§ **Work instructions**: Each of the entries should be retyped precisely as it appears.

§ **Data shown**:
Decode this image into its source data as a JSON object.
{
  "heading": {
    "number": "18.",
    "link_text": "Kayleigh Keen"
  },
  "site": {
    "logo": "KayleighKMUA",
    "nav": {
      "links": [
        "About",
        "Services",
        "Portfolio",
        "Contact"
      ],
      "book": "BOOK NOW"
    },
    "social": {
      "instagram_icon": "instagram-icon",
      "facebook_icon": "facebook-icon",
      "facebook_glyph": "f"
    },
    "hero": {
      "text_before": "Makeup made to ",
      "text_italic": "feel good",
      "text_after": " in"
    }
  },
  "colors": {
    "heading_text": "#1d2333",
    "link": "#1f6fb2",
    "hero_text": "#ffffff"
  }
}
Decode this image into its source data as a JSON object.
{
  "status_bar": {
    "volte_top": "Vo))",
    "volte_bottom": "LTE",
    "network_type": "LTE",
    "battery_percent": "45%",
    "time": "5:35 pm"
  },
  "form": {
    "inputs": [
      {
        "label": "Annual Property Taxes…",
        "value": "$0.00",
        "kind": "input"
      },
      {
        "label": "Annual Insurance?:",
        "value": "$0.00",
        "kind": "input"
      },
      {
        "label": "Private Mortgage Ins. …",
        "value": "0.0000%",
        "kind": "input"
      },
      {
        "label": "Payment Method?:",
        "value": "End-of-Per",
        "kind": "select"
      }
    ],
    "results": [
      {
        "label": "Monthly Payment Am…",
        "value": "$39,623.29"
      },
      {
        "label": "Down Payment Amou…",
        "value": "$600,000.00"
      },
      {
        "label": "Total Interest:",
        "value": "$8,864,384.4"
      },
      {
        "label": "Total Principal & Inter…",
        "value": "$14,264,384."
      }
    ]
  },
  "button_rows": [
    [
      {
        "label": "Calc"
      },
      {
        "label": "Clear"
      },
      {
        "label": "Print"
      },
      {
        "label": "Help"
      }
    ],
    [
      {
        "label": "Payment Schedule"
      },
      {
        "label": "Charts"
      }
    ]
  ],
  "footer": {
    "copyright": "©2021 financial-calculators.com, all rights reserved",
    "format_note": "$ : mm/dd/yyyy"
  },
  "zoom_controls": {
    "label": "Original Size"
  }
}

§ **Solution**:
Decode this image into its source data as a JSON object.
{
  "heading": {
    "number": "18.",
    "link_text": "Kayleigh Keen"
  },
  "site": {
    "logo": "KayleighKMUA",
    "nav": {
      "links": [
        "About",
        "Services",
        "Portfolio",
        "Contact"
      ],
      "book": "BOOK NOW"
    },
    "social": {
      "instagram_icon": "instagram-icon",
      "facebook_icon": "facebook-icon",
      "facebook_glyph": "f"
    },
    "hero": {
      "text_before": "Makeup made to ",
      "text_italic": "feel good",
      "text_after": " in"
    }
  },
  "colors": {
    "heading_text": "#1d2333",
    "link": "#1f6fb2",
    "hero_text": "#ffffff"
  }
}
Decode this image into its source data as a JSON object.
{
  "status_bar": {
    "volte_top": "Vo))",
    "volte_bottom": "LTE",
    "network_type": "LTE",
    "battery_percent": "45%",
    "time": "5:35 pm"
  },
  "form": {
    "inputs": [
      {
        "label": "Annual Property Taxes…",
        "value": "$0.00",
        "kind": "input"
      },
      {
        "label": "Annual Insurance?:",
        "value": "$0.00",
        "kind": "input"
      },
      {
        "label": "Private Mortgage Ins. …",
        "value": "0.0000%",
        "kind": "input"
      },
      {
        "label": "Payment Method?:",
        "value": "End-of-Per",
        "kind": "select"
      }
    ],
    "results": [
      {
        "label": "Monthly Payment Am…",
        "value": "$39,623.29"
      },
      {
        "label": "Down Payment Amou…",
        "value": "$600,000.00"
      },
      {
        "label": "Total Interest:",
        "value": "$8,864,384.4"
      },
      {
        "label": "Total Principal & Inter…",
        "value": "$14,264,384."
      }
    ]
  },
  "button_rows": [
    [
      {
        "label": "Calc"
      },
      {
        "label": "Clear"
      },
      {
        "label": "Print"
      },
      {
        "label": "Help"
      }
    ],
    [
      {
        "label": "Payment Schedule"
      },
      {
        "label": "Charts"
      }
    ]
  ],
  "footer": {
    "copyright": "©2021 financial-calculators.com, all rights reserved",
    "format_note": "$ : mm/dd/yyyy"
  },
  "zoom_controls": {
    "label": "Original Size"
  }
}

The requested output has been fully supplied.